• Records for this exercise:
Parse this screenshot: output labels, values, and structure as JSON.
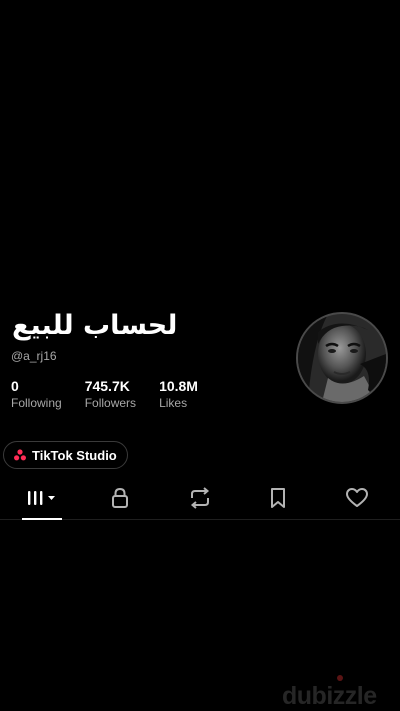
{
  "profile": {
    "display_name": "لحساب للبيع",
    "username": "@a_rj16",
    "avatar_icon": "profile-photo"
  },
  "stats": [
    {
      "value": "0",
      "label": "Following"
    },
    {
      "value": "745.7K",
      "label": "Followers"
    },
    {
      "value": "10.8M",
      "label": "Likes"
    }
  ],
  "studio_button": {
    "label": "TikTok Studio",
    "icon": "people-icon",
    "icon_color": "#fe2c55"
  },
  "tabs": [
    {
      "icon": "grid-icon",
      "active": true
    },
    {
      "icon": "lock-icon",
      "active": false
    },
    {
      "icon": "repost-icon",
      "active": false
    },
    {
      "icon": "bookmark-icon",
      "active": false
    },
    {
      "icon": "heart-icon",
      "active": false
    }
  ],
  "watermark": {
    "text": "dubizzle"
  },
  "colors": {
    "background": "#000000",
    "text_primary": "#ffffff",
    "text_secondary": "#a8a8a8",
    "accent": "#fe2c55"
  }
}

• Objective: Repeat each line of the records above exactly, but do not copy the pictures.

• Result below:
Parse this screenshot: output labels, values, and structure as JSON.
{
  "profile": {
    "display_name": "لحساب للبيع",
    "username": "@a_rj16",
    "avatar_icon": "profile-photo"
  },
  "stats": [
    {
      "value": "0",
      "label": "Following"
    },
    {
      "value": "745.7K",
      "label": "Followers"
    },
    {
      "value": "10.8M",
      "label": "Likes"
    }
  ],
  "studio_button": {
    "label": "TikTok Studio",
    "icon": "people-icon",
    "icon_color": "#fe2c55"
  },
  "tabs": [
    {
      "icon": "grid-icon",
      "active": true
    },
    {
      "icon": "lock-icon",
      "active": false
    },
    {
      "icon": "repost-icon",
      "active": false
    },
    {
      "icon": "bookmark-icon",
      "active": false
    },
    {
      "icon": "heart-icon",
      "active": false
    }
  ],
  "watermark": {
    "text": "dubizzle"
  },
  "colors": {
    "background": "#000000",
    "text_primary": "#ffffff",
    "text_secondary": "#a8a8a8",
    "accent": "#fe2c55"
  }
}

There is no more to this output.